(Stored data entries)
═══
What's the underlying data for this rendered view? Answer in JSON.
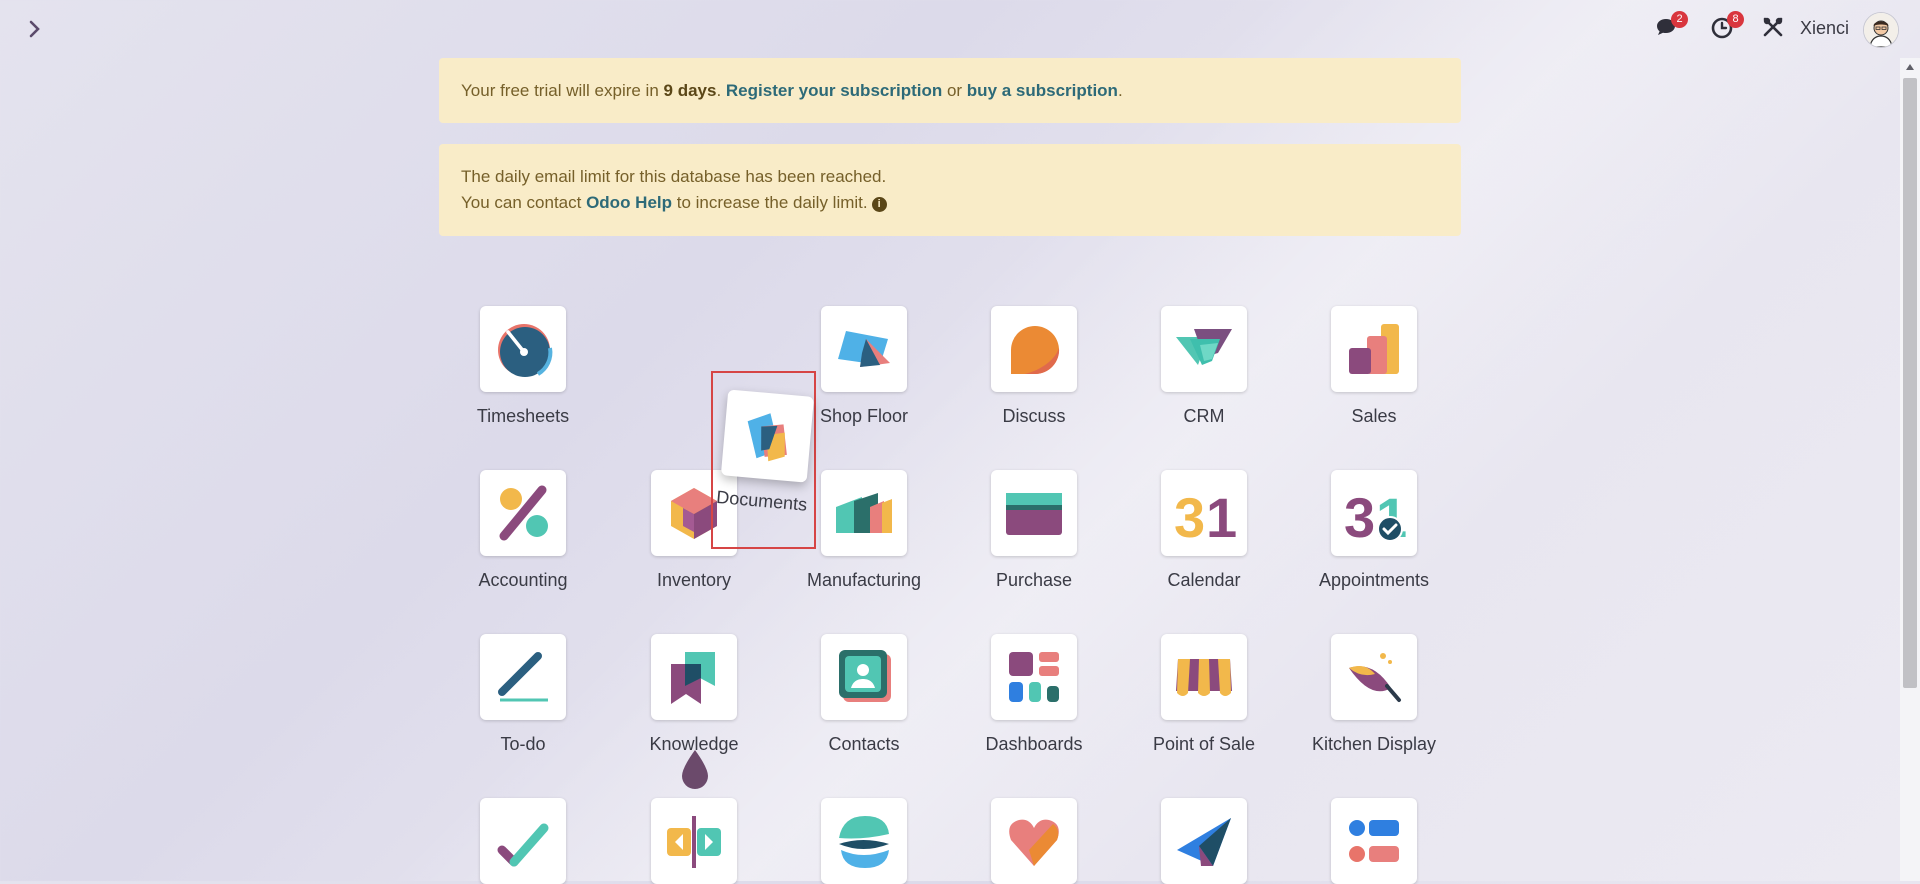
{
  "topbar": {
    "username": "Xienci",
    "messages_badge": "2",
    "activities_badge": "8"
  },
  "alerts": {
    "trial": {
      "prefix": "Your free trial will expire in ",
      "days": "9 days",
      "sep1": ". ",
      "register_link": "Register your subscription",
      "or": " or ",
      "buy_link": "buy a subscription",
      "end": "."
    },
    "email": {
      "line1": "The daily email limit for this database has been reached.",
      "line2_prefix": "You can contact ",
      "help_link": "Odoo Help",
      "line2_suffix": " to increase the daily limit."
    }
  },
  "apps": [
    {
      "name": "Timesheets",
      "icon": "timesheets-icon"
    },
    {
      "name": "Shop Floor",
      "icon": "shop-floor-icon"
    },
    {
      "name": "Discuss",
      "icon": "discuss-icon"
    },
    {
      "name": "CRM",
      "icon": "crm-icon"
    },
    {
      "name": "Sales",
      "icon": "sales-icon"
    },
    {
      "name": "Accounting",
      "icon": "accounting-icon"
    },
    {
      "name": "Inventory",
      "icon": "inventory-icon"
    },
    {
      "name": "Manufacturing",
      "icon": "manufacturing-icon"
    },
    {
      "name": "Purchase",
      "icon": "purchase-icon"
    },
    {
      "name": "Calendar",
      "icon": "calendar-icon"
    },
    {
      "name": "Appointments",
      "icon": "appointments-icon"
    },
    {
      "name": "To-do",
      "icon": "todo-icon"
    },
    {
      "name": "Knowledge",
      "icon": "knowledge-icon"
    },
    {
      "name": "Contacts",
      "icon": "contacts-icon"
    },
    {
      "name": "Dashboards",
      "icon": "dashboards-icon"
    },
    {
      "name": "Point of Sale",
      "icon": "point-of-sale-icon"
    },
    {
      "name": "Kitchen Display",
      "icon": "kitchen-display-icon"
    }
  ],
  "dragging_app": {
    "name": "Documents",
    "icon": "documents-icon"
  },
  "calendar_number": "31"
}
═══
Your objective: Make an exact copy of every entry above, minus the images.

Answer to this problem:
What's the underlying data for this rendered view? Answer in JSON.
{
  "topbar": {
    "username": "Xienci",
    "messages_badge": "2",
    "activities_badge": "8"
  },
  "alerts": {
    "trial": {
      "prefix": "Your free trial will expire in ",
      "days": "9 days",
      "sep1": ". ",
      "register_link": "Register your subscription",
      "or": " or ",
      "buy_link": "buy a subscription",
      "end": "."
    },
    "email": {
      "line1": "The daily email limit for this database has been reached.",
      "line2_prefix": "You can contact ",
      "help_link": "Odoo Help",
      "line2_suffix": " to increase the daily limit."
    }
  },
  "apps": [
    {
      "name": "Timesheets",
      "icon": "timesheets-icon"
    },
    {
      "name": "Shop Floor",
      "icon": "shop-floor-icon"
    },
    {
      "name": "Discuss",
      "icon": "discuss-icon"
    },
    {
      "name": "CRM",
      "icon": "crm-icon"
    },
    {
      "name": "Sales",
      "icon": "sales-icon"
    },
    {
      "name": "Accounting",
      "icon": "accounting-icon"
    },
    {
      "name": "Inventory",
      "icon": "inventory-icon"
    },
    {
      "name": "Manufacturing",
      "icon": "manufacturing-icon"
    },
    {
      "name": "Purchase",
      "icon": "purchase-icon"
    },
    {
      "name": "Calendar",
      "icon": "calendar-icon"
    },
    {
      "name": "Appointments",
      "icon": "appointments-icon"
    },
    {
      "name": "To-do",
      "icon": "todo-icon"
    },
    {
      "name": "Knowledge",
      "icon": "knowledge-icon"
    },
    {
      "name": "Contacts",
      "icon": "contacts-icon"
    },
    {
      "name": "Dashboards",
      "icon": "dashboards-icon"
    },
    {
      "name": "Point of Sale",
      "icon": "point-of-sale-icon"
    },
    {
      "name": "Kitchen Display",
      "icon": "kitchen-display-icon"
    }
  ],
  "dragging_app": {
    "name": "Documents",
    "icon": "documents-icon"
  },
  "calendar_number": "31"
}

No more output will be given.